Rows from a dataset:
● ● ● ●

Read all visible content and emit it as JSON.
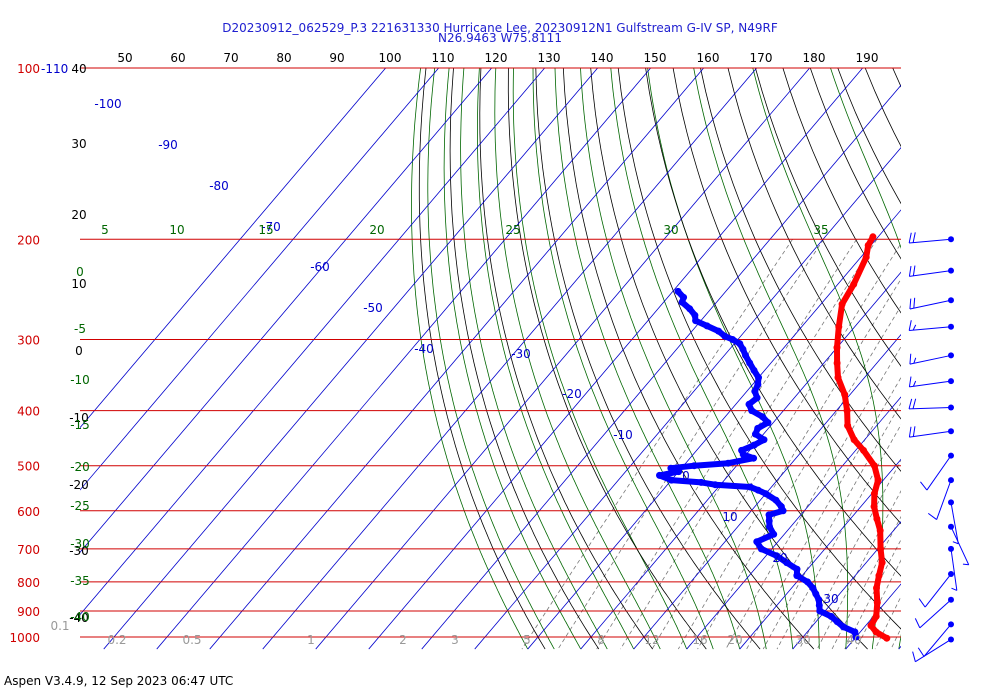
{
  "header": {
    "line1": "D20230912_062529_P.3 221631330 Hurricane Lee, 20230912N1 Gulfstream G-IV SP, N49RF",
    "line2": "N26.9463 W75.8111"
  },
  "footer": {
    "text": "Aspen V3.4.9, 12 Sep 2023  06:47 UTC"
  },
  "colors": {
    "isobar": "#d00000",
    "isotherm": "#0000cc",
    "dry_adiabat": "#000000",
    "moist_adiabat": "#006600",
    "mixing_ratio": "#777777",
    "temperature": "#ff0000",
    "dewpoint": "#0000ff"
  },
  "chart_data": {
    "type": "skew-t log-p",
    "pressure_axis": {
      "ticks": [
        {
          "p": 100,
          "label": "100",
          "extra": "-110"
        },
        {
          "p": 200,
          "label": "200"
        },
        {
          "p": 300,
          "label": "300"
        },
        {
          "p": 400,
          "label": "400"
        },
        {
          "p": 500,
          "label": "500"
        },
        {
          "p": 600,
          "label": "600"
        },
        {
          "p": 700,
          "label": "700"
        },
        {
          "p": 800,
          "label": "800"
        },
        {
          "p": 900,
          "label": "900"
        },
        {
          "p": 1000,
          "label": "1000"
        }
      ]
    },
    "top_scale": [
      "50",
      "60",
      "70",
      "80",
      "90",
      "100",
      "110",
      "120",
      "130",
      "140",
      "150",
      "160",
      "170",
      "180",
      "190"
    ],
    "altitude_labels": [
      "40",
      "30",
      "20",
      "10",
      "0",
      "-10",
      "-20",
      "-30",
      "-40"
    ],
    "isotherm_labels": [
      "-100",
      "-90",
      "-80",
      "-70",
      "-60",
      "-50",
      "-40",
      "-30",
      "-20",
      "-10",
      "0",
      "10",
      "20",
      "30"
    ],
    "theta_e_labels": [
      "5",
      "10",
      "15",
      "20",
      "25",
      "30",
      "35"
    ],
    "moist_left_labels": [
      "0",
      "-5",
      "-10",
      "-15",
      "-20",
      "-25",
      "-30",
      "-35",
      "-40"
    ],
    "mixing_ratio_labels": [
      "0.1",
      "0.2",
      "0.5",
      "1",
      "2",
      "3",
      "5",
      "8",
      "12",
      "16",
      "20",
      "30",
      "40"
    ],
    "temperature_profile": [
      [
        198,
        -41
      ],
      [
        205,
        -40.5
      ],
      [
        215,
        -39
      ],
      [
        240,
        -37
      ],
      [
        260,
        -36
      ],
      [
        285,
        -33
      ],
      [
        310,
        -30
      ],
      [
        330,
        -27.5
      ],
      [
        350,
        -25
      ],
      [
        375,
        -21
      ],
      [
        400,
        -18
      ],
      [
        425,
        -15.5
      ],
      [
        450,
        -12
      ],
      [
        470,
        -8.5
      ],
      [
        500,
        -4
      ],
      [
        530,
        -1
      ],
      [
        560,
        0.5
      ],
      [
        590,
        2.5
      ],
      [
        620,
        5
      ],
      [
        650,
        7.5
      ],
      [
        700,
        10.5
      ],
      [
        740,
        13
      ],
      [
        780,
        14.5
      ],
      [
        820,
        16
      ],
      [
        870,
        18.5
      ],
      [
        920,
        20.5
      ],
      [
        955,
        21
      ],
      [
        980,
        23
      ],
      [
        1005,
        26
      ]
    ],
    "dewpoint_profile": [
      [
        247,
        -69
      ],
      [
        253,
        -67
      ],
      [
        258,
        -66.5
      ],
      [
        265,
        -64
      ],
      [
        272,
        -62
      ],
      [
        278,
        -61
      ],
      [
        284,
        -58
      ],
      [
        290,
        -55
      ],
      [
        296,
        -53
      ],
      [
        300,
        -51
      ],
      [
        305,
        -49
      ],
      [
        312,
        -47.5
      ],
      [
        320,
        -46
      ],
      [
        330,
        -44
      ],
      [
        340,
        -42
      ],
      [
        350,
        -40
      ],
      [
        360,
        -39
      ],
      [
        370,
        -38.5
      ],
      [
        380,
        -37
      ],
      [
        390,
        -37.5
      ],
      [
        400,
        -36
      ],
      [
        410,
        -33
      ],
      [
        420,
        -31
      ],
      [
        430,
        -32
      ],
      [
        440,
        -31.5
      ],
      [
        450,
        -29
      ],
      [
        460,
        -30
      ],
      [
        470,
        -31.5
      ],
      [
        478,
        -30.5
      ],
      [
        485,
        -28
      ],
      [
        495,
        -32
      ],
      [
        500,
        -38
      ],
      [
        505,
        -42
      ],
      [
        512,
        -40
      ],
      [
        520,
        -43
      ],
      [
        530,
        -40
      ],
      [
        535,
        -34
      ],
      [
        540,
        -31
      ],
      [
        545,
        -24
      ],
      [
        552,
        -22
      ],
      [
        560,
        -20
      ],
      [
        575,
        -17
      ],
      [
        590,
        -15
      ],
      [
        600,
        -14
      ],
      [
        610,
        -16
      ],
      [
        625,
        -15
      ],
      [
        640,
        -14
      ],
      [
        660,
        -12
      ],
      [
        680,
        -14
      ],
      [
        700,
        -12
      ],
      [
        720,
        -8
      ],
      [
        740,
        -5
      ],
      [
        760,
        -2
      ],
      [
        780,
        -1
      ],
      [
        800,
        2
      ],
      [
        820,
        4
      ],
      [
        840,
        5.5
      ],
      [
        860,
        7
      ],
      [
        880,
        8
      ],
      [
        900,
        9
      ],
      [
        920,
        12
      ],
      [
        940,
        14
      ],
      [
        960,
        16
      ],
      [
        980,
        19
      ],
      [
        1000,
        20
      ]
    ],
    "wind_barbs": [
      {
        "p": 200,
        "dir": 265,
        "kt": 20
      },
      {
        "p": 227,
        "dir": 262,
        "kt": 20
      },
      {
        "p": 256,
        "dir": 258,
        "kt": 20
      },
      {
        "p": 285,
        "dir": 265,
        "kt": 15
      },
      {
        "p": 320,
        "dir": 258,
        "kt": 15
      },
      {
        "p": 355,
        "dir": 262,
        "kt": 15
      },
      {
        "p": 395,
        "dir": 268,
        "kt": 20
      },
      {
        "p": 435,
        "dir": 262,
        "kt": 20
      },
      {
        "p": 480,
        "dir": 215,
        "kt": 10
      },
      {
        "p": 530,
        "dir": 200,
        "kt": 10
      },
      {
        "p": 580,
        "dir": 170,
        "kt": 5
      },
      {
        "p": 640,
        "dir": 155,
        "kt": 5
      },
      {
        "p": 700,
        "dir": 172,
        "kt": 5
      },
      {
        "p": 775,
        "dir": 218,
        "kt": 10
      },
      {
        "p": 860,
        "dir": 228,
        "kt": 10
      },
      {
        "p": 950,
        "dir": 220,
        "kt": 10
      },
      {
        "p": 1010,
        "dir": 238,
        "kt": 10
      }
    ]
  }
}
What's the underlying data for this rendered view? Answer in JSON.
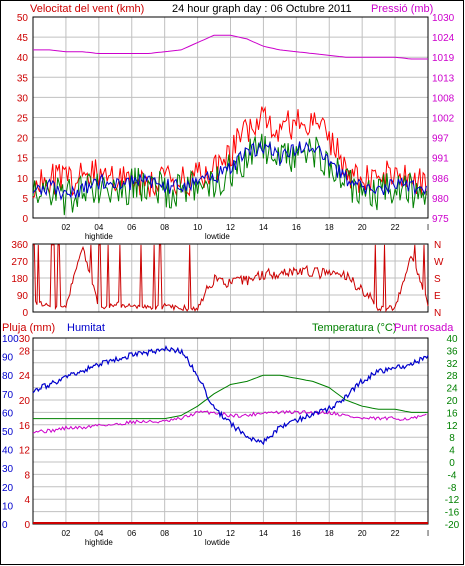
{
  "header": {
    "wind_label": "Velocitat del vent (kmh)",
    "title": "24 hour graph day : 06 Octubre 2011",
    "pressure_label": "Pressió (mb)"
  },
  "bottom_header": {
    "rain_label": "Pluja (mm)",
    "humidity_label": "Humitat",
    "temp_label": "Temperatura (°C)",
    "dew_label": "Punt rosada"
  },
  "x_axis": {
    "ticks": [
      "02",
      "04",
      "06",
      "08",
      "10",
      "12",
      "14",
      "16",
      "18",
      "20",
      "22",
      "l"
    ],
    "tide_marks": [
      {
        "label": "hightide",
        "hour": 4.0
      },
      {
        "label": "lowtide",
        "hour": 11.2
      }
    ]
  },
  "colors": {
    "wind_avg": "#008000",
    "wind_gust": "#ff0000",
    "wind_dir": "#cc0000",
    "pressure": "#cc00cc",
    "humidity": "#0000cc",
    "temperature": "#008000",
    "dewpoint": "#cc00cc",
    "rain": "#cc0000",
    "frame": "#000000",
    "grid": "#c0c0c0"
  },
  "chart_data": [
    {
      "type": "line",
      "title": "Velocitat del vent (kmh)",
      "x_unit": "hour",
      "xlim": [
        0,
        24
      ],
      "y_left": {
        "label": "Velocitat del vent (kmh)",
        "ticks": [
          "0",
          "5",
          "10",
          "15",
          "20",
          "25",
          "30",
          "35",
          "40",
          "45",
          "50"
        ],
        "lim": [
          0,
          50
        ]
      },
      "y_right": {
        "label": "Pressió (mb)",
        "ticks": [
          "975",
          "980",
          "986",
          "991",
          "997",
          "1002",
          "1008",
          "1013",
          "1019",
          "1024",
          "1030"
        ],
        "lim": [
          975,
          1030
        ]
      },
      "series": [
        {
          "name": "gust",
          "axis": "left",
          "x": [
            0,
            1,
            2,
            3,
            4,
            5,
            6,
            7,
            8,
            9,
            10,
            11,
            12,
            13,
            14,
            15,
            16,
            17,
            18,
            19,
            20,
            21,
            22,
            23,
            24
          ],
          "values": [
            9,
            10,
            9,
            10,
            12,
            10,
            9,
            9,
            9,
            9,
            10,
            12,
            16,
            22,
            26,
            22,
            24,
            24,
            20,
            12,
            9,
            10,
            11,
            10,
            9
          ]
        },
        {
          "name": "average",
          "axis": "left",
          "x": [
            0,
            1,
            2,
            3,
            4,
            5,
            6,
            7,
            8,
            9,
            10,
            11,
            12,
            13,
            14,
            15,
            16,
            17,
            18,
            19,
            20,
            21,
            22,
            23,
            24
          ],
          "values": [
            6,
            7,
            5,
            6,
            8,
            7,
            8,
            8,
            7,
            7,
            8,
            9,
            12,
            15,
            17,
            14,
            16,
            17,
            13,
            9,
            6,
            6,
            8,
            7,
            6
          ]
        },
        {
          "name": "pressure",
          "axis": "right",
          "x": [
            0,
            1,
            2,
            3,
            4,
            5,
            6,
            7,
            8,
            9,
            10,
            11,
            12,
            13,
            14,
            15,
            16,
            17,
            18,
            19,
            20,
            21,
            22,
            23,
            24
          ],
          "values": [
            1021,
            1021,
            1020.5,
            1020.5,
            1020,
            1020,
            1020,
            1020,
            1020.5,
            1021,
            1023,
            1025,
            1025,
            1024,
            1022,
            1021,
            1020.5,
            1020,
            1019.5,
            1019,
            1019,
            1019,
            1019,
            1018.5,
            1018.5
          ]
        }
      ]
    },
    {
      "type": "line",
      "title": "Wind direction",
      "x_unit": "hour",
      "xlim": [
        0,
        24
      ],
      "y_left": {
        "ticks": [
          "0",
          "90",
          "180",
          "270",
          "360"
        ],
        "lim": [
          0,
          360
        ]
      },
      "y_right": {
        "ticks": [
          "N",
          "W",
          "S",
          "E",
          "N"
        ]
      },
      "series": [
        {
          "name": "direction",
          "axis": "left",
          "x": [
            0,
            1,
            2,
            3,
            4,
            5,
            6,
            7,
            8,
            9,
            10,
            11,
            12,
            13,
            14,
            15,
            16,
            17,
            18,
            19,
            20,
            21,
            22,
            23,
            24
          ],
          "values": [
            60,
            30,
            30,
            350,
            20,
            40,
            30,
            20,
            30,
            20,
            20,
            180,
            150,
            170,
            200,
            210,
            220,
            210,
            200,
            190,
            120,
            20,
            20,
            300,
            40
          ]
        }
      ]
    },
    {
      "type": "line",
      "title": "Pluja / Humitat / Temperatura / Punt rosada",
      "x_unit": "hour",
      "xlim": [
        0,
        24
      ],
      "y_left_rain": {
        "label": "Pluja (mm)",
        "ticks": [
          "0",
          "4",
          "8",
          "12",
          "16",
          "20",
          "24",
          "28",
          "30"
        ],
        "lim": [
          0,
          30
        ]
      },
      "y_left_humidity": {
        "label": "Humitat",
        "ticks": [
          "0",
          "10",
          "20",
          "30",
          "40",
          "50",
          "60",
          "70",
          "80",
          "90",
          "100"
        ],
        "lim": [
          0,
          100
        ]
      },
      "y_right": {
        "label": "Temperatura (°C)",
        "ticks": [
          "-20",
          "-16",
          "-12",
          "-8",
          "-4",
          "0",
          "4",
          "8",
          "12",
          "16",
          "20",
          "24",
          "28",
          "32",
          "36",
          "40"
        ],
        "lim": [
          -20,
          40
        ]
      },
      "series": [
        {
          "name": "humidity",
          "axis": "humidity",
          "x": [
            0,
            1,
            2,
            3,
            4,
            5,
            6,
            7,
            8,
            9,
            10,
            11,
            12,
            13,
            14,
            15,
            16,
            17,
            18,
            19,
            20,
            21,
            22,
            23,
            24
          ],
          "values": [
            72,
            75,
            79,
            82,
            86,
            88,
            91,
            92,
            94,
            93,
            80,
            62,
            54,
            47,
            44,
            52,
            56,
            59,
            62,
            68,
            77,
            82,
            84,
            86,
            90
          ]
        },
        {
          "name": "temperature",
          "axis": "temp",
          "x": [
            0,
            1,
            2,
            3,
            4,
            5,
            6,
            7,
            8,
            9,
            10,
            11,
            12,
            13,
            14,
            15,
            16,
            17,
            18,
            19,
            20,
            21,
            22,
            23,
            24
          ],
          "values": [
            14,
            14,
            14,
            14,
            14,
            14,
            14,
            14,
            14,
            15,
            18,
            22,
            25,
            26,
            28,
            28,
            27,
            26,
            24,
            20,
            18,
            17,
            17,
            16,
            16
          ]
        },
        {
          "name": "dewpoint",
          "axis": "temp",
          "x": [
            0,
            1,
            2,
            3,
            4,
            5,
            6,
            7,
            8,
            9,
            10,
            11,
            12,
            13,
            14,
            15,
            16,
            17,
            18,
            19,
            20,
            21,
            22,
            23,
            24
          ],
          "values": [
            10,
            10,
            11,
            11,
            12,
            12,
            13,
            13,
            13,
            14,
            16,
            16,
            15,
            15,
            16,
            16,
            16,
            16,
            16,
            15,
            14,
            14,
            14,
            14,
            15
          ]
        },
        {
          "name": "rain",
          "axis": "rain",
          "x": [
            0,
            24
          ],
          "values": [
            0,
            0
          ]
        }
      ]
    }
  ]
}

● ● ● ●

# [Task to complete]
Looking at the listing above, how many of its lines contain the string "Temperatura"? Give the number alone.

# [Final result]
3